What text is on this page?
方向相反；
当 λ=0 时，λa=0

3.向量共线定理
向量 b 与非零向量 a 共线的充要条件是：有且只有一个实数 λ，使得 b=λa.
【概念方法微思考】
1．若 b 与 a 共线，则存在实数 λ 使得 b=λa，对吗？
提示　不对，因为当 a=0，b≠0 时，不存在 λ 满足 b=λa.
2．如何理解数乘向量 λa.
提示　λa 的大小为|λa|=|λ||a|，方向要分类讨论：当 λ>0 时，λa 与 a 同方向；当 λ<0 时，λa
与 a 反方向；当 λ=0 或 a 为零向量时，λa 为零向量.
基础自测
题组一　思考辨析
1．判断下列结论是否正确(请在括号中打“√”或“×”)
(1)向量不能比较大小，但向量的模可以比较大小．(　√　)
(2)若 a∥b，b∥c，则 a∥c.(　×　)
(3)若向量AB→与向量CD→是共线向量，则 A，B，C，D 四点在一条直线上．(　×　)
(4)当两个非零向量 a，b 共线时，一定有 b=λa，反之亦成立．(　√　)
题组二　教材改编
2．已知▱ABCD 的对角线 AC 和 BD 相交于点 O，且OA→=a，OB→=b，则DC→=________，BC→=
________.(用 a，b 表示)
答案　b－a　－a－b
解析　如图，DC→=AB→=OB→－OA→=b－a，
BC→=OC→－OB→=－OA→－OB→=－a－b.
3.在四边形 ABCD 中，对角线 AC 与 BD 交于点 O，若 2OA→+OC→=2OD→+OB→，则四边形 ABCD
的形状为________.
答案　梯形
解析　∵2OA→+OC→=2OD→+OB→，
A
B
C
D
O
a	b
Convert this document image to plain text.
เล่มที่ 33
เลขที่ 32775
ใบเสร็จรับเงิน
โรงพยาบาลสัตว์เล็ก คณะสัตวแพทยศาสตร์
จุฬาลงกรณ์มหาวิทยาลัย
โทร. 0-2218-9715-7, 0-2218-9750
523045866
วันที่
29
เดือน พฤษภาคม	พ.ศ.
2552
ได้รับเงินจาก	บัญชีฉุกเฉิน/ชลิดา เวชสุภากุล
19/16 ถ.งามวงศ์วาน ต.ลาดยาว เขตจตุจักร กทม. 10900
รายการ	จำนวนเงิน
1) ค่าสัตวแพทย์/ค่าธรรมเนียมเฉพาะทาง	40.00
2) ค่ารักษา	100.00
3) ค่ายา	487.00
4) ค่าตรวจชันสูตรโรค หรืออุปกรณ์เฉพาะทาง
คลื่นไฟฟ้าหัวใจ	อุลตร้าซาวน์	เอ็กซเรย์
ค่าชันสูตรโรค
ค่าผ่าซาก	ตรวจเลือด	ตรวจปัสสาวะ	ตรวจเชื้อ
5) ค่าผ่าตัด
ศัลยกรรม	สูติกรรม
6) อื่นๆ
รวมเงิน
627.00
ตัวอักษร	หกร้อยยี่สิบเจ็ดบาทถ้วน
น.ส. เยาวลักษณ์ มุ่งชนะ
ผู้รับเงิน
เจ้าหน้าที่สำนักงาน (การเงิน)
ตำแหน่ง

Exercise requirements
Tell how many lines of the records above hold the string "ตรโรค". Give no other text.

Response
2